[start of Source data]
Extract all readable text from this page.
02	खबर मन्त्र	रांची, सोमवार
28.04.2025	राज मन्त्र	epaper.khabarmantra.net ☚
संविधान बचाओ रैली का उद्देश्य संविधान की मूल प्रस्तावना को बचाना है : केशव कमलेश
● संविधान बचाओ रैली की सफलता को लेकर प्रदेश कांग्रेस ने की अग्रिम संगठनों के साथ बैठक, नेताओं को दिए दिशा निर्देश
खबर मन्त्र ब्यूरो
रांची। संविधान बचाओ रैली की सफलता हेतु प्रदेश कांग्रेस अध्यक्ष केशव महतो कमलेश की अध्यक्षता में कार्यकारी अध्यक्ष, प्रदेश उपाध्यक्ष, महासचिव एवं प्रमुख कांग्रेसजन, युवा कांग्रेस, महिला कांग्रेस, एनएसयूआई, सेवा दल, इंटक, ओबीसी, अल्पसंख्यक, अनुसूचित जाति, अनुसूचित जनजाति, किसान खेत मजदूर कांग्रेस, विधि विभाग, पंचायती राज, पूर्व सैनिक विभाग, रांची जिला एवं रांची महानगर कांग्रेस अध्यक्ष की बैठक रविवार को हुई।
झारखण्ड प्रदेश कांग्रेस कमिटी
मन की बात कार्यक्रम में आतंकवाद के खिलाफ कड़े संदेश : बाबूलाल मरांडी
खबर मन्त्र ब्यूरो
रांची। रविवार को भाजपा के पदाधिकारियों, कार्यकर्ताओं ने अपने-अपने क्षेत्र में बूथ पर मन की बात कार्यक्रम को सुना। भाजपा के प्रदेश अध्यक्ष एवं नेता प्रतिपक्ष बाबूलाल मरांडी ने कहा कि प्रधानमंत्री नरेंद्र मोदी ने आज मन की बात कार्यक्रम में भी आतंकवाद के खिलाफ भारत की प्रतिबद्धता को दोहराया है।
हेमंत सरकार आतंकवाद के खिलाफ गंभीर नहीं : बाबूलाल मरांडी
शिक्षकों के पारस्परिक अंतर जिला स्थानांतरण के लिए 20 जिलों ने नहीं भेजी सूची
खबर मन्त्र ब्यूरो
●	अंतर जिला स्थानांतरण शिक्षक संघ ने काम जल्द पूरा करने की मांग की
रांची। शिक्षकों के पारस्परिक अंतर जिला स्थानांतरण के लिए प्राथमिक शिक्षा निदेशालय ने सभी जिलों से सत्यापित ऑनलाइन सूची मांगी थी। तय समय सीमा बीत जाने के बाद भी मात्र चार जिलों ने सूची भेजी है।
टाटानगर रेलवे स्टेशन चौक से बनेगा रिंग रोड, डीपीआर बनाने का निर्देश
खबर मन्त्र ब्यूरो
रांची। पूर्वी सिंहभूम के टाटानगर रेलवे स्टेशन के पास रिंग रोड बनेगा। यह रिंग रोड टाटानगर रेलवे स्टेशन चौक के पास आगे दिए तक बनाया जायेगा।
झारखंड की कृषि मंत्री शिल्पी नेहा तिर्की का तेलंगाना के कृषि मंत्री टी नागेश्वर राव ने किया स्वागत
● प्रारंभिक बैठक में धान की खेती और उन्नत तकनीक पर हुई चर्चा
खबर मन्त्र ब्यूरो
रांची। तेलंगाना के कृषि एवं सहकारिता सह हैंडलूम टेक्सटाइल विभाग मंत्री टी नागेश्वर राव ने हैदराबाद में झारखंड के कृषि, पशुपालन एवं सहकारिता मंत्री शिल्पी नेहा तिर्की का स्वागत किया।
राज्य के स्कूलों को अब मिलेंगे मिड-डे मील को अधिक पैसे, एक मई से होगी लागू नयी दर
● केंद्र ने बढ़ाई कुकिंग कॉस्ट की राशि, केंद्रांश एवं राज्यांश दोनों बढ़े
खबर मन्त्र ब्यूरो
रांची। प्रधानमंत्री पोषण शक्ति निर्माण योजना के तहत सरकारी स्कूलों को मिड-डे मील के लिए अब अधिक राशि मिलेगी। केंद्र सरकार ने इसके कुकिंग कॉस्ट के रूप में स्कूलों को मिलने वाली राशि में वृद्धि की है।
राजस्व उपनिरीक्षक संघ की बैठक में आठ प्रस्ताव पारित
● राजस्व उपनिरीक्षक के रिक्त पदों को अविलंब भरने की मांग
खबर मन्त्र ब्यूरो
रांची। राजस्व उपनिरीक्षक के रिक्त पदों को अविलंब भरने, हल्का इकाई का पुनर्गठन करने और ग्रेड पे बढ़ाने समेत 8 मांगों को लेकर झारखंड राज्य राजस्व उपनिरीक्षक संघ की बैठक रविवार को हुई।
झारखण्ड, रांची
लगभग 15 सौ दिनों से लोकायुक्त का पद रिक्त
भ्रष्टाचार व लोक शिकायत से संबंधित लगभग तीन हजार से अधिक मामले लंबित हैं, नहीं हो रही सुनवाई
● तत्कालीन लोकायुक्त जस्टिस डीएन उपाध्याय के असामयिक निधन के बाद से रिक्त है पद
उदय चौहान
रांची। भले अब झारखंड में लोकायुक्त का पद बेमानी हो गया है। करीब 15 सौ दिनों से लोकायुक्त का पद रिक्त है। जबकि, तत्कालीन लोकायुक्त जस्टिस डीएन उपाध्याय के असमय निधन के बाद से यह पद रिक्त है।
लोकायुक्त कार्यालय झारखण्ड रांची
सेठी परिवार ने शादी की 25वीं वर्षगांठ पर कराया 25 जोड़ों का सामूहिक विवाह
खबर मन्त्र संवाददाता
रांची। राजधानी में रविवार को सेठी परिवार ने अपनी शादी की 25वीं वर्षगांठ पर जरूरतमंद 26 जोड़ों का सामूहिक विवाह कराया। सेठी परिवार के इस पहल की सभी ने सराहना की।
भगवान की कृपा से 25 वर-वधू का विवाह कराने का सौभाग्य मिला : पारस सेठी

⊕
[end of Source data]
[start of Source data]
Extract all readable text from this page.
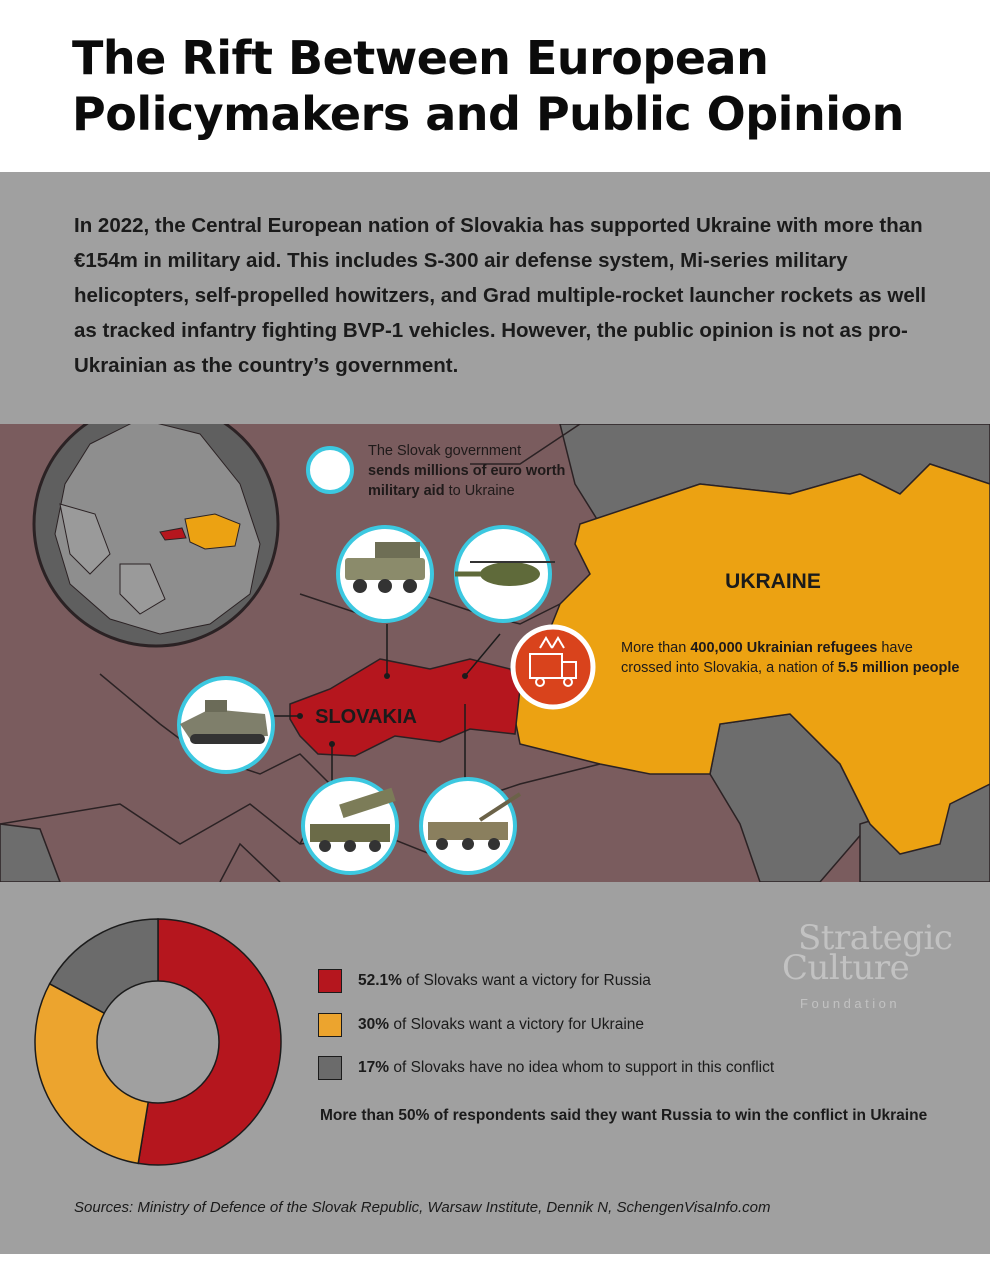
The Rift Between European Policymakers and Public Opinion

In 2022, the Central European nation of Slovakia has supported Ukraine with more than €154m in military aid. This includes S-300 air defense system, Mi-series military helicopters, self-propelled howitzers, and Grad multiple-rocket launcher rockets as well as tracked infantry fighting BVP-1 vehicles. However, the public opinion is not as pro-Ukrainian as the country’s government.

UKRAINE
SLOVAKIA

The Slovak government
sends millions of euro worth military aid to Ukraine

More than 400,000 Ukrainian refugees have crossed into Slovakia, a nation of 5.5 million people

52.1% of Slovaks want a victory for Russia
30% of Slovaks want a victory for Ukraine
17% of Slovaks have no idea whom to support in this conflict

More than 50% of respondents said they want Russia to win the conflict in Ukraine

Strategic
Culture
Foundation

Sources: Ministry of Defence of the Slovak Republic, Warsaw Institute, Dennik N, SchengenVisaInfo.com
[end of Source data]
[start of Source data]
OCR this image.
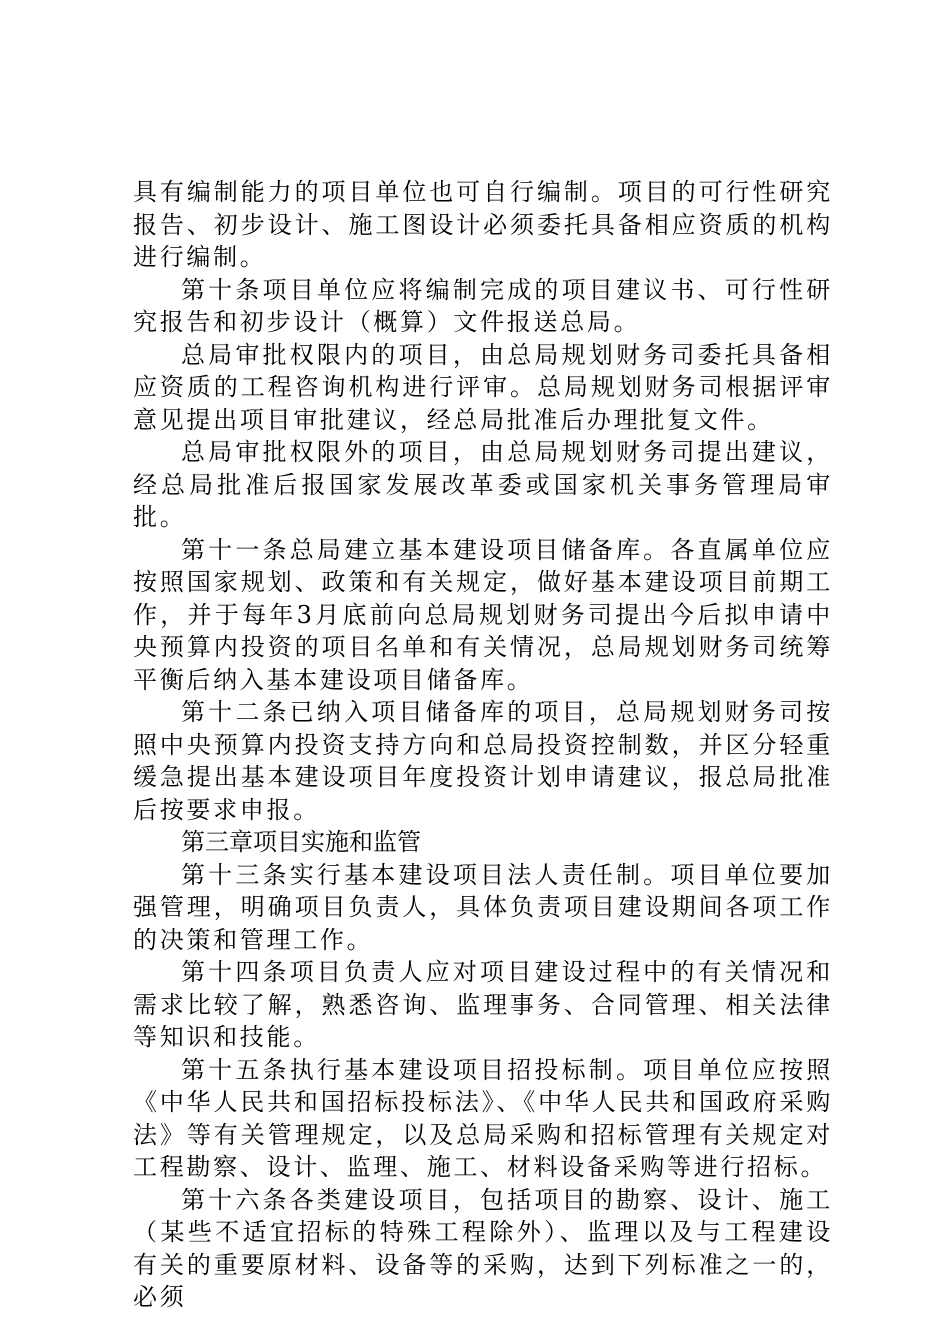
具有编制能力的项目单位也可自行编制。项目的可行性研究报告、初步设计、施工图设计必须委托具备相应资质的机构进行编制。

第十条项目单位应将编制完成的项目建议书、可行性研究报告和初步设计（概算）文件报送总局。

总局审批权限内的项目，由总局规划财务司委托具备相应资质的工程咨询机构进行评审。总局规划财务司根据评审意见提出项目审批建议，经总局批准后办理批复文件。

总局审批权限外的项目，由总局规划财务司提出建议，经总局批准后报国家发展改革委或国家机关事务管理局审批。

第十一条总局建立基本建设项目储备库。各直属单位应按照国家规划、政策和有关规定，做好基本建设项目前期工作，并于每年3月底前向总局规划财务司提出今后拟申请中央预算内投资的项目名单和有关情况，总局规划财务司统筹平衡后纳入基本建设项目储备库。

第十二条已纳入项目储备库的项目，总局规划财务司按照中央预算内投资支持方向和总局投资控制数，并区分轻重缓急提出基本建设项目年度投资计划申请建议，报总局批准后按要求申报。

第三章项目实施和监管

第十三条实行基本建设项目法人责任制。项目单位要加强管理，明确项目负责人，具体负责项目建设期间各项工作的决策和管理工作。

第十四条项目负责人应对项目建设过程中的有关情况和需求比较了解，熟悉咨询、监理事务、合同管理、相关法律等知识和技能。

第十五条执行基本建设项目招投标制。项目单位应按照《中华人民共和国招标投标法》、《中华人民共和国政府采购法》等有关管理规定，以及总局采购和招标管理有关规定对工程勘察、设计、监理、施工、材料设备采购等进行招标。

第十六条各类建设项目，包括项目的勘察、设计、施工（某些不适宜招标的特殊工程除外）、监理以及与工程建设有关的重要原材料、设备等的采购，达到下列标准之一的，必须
[end of Source data]
(Given instruction) Answer with one number: how many lines of the entries above include the word "conflict".

(Task output) 2